* [TASK DESCRIPTION] Lines holding the string "title" are the ones to copy; find them all in the data.

====== DATA PROVIDED ======

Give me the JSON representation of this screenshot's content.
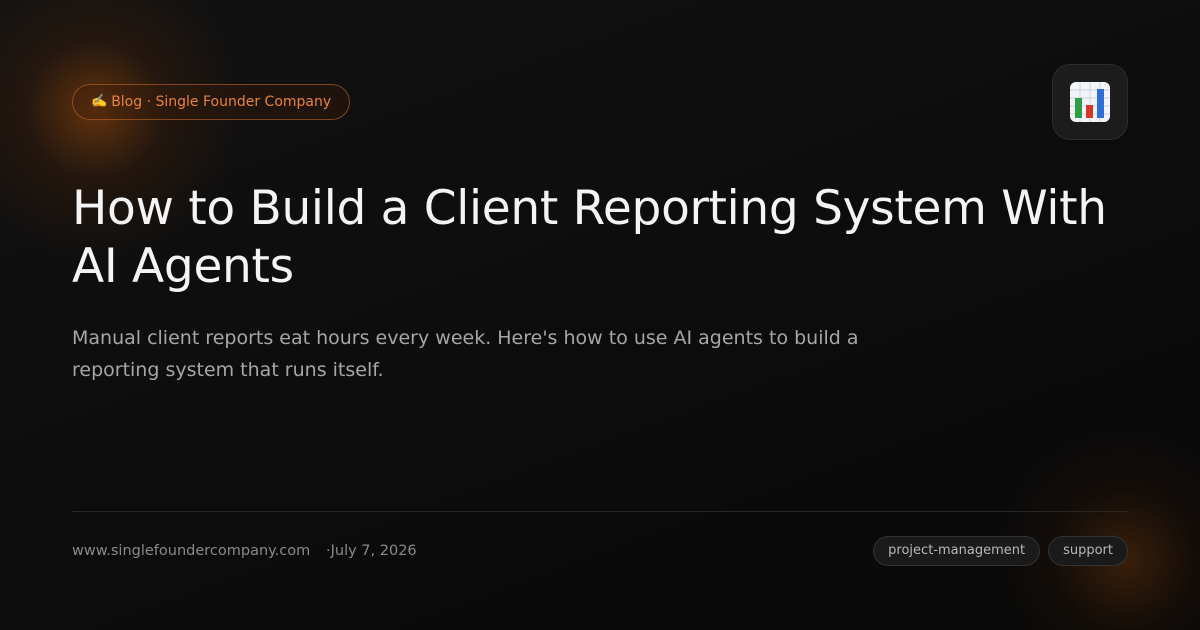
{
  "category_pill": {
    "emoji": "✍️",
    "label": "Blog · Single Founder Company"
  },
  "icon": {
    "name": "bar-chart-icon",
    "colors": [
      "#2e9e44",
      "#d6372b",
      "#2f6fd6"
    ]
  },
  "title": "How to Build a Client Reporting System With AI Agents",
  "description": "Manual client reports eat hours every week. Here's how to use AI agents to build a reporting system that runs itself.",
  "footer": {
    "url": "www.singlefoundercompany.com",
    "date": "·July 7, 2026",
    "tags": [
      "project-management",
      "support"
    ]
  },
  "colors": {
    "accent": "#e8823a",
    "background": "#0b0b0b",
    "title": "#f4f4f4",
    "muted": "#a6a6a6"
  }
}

======

* [THE REPLY]
  "title": "How to Build a Client Reporting System With AI Agents",
    "title": "#f4f4f4",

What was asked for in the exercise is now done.